• Directions: Lines containing the word "each" should be extracted in full.
-- BEGIN Extracted information --
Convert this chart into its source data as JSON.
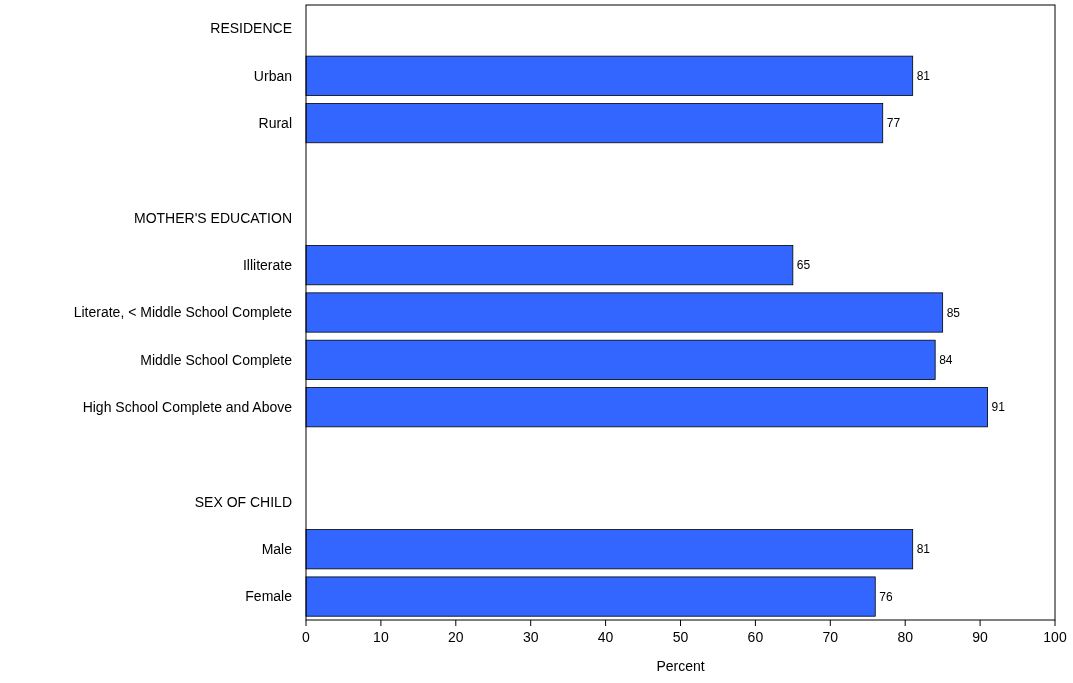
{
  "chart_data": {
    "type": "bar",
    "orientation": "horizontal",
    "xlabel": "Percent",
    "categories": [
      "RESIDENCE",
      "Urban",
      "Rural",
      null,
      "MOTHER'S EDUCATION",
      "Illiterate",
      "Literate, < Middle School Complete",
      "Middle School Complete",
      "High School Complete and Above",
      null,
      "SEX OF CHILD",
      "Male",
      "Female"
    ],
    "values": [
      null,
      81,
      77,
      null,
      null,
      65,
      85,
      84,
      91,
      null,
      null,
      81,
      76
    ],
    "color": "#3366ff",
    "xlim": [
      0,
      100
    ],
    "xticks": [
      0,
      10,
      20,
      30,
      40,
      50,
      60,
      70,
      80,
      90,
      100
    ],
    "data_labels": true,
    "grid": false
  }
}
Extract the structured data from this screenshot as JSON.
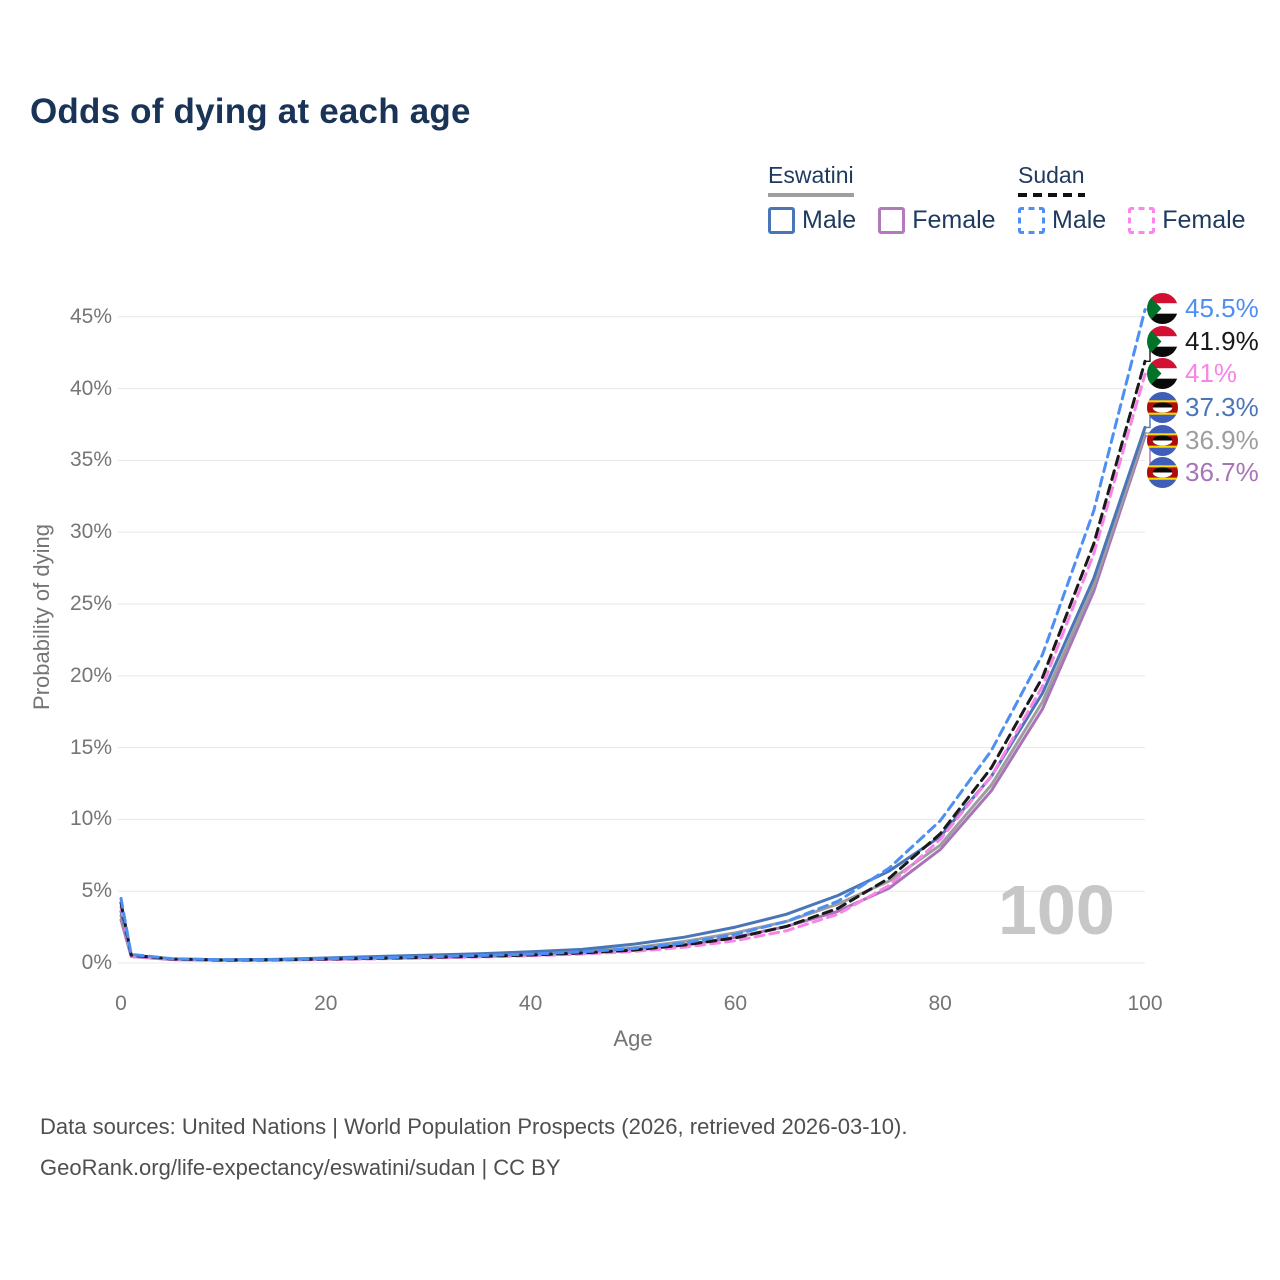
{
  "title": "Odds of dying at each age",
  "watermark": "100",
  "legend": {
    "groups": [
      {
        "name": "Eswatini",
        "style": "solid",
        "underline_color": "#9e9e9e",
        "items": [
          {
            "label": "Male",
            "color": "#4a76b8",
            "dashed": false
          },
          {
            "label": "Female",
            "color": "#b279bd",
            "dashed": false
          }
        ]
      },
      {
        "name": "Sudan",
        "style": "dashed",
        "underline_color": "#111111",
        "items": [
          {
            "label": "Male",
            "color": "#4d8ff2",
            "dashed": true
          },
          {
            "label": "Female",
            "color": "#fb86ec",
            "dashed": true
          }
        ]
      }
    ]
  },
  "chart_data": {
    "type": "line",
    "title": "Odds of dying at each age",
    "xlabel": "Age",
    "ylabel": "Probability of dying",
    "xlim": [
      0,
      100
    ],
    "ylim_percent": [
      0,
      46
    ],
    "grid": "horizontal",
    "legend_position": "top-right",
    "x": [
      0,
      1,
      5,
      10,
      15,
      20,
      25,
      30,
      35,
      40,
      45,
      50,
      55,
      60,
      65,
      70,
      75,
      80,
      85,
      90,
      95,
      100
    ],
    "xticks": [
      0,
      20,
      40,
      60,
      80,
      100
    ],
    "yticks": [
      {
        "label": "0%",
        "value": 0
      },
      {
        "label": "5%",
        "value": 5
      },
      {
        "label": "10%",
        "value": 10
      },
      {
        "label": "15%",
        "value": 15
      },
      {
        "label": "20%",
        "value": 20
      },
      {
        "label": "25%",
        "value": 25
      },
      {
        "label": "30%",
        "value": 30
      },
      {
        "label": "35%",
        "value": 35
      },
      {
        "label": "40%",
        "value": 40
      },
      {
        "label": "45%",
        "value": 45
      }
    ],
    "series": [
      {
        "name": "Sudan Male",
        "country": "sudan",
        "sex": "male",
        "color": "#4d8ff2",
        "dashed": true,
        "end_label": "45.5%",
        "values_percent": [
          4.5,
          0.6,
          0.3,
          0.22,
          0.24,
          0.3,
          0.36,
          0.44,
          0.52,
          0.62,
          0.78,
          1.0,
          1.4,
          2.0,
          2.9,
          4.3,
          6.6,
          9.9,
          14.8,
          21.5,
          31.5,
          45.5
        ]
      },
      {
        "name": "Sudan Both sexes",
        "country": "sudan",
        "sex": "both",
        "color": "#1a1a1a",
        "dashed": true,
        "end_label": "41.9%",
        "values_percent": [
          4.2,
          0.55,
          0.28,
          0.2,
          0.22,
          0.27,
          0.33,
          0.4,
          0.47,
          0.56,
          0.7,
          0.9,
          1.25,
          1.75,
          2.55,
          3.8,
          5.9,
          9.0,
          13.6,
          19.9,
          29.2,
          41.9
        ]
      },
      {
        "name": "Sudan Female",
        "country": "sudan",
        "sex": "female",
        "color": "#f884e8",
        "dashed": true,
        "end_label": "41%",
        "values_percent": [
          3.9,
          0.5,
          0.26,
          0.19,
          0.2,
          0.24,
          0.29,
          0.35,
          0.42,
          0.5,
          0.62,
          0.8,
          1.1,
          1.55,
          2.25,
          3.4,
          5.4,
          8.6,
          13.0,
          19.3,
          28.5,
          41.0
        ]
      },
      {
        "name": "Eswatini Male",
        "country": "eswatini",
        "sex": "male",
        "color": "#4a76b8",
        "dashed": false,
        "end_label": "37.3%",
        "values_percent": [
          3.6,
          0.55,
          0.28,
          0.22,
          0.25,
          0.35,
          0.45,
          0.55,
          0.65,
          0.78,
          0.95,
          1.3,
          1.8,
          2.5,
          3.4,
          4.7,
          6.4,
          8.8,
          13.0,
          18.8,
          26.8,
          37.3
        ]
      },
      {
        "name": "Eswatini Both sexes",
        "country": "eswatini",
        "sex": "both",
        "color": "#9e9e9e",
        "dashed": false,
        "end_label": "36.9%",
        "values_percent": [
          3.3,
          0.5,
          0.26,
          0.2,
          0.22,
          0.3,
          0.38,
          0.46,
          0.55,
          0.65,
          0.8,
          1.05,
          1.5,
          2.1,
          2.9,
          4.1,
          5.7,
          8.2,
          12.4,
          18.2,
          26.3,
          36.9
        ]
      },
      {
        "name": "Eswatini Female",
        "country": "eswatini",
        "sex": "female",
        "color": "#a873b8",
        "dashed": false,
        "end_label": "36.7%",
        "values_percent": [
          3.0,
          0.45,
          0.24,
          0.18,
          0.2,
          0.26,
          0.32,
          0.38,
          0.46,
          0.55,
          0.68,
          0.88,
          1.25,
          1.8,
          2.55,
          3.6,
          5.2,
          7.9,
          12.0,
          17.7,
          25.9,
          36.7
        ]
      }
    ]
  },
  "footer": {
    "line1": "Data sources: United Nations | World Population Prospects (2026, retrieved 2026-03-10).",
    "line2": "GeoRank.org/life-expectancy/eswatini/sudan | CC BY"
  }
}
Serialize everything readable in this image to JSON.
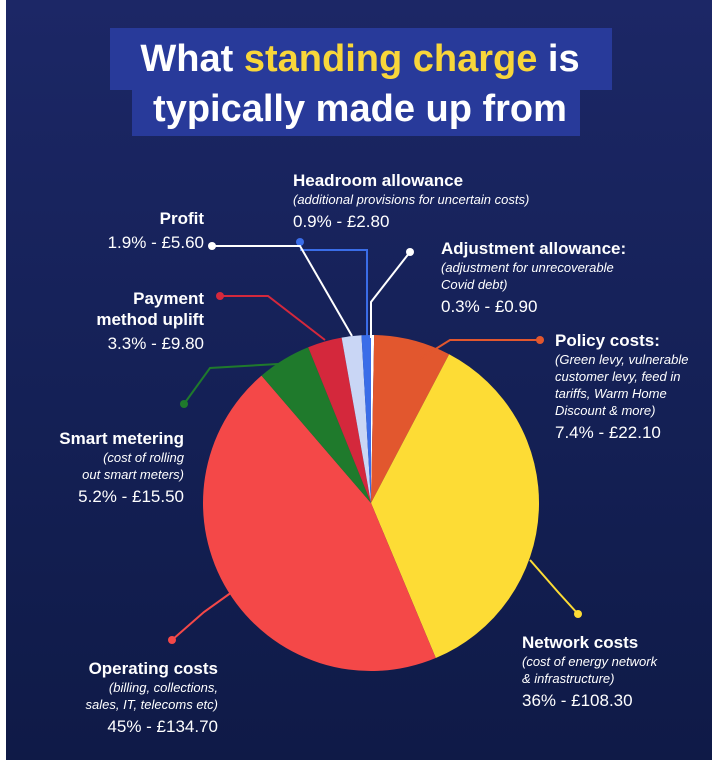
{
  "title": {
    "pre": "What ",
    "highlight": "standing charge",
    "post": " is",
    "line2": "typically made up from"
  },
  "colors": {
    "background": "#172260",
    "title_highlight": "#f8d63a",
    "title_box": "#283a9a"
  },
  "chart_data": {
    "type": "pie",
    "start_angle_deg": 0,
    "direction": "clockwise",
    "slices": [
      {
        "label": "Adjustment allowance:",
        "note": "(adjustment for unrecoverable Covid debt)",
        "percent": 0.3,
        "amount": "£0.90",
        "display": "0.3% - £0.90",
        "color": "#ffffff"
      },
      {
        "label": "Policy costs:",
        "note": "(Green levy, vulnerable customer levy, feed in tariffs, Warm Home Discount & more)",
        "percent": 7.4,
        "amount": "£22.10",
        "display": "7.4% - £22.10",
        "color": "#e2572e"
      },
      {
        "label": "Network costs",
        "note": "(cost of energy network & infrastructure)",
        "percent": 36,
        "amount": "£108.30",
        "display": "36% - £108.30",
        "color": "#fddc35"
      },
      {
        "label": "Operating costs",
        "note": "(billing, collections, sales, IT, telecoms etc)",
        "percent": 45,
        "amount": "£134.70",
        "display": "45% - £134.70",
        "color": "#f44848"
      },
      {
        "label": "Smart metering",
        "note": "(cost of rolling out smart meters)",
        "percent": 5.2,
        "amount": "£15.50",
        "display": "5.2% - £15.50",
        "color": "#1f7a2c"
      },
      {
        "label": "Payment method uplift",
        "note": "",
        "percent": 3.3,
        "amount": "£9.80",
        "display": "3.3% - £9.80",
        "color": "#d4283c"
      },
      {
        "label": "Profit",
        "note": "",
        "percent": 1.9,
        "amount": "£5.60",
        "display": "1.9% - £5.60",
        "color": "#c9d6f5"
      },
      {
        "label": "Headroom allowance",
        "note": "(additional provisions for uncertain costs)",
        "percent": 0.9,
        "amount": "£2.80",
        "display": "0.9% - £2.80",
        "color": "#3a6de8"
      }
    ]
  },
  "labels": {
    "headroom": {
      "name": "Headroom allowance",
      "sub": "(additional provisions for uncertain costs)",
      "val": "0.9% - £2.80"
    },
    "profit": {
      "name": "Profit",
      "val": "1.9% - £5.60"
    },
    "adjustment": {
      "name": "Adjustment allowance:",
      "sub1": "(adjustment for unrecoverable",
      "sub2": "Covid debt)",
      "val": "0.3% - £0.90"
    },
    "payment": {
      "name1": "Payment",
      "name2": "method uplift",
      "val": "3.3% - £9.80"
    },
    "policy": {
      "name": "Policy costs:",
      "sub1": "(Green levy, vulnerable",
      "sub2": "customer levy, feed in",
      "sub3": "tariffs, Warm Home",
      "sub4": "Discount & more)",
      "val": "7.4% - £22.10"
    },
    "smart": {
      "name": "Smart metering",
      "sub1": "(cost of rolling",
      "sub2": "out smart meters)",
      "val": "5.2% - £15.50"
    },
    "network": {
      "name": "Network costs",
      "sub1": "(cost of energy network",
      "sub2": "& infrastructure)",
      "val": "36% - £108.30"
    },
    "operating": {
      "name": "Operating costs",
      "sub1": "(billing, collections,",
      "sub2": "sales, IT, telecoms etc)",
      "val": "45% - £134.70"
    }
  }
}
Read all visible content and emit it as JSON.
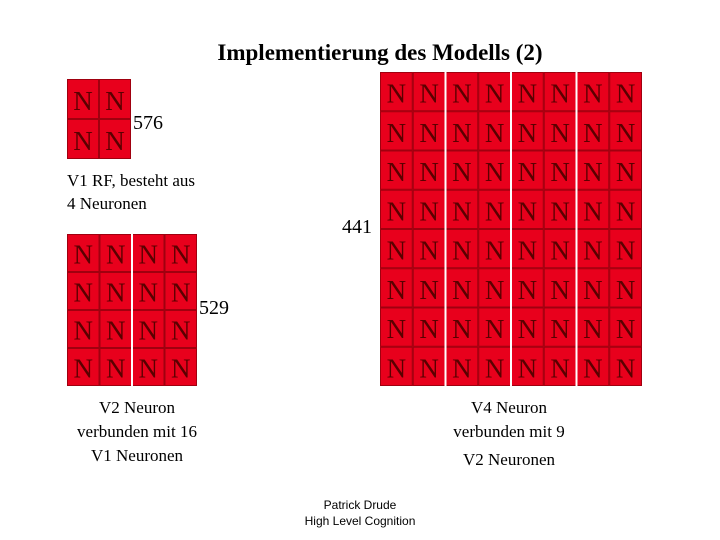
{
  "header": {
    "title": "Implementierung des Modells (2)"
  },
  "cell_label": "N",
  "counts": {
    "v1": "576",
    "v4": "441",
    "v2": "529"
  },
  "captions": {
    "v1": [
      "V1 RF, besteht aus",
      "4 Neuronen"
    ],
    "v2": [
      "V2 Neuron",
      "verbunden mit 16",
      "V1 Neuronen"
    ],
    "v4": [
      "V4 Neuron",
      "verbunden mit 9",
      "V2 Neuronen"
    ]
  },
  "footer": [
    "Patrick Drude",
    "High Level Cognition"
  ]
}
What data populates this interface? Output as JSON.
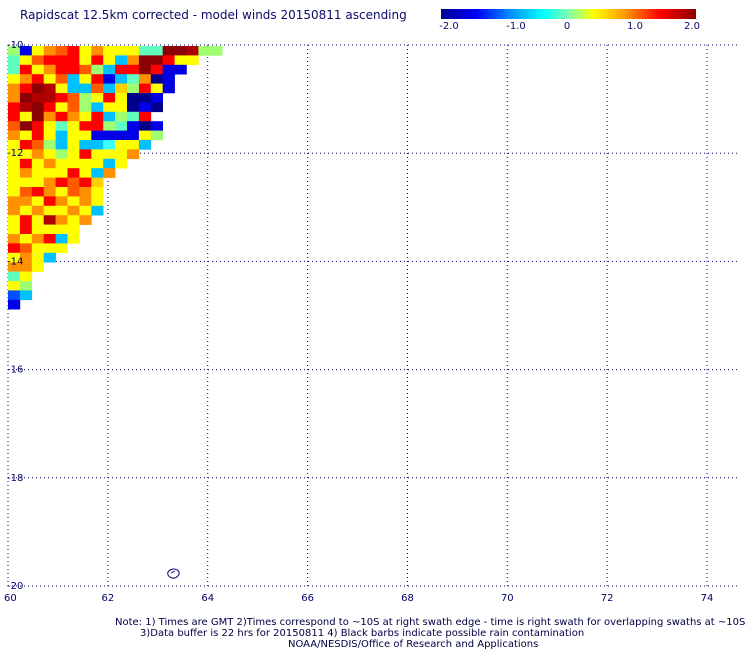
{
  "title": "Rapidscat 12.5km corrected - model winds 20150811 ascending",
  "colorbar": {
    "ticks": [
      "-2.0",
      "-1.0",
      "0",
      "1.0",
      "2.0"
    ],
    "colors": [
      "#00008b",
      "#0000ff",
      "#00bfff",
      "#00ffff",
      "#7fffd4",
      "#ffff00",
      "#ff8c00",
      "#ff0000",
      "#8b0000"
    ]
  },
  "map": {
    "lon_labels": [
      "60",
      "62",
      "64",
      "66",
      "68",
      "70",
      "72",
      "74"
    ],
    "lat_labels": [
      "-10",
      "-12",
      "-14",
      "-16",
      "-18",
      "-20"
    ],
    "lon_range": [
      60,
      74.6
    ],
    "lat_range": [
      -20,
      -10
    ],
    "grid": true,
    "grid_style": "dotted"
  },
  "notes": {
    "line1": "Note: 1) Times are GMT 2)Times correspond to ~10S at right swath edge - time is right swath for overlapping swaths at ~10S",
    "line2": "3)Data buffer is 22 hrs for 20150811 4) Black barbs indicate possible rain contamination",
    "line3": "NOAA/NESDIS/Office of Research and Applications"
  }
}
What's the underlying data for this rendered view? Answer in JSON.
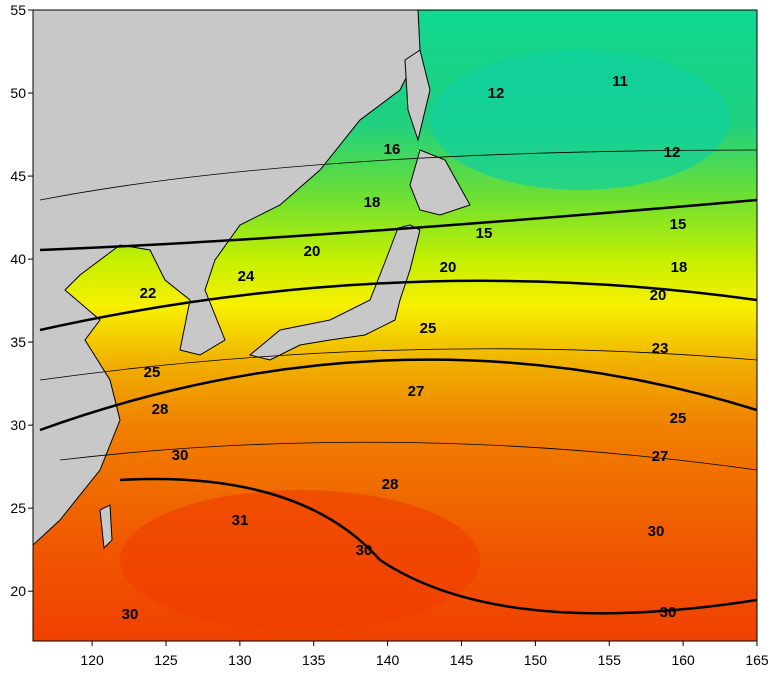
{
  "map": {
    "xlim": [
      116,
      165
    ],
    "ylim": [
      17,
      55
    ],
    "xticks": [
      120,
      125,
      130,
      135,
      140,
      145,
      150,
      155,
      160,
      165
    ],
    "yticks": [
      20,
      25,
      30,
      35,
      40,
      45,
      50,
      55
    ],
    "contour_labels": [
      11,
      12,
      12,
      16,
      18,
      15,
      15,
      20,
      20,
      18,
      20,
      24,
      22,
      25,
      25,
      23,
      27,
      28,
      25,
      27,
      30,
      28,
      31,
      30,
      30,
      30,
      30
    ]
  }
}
-- END Extracted information --
• Response below:
  "title": "Odds of dying at each age",
    "title": "Odds of dying at each age",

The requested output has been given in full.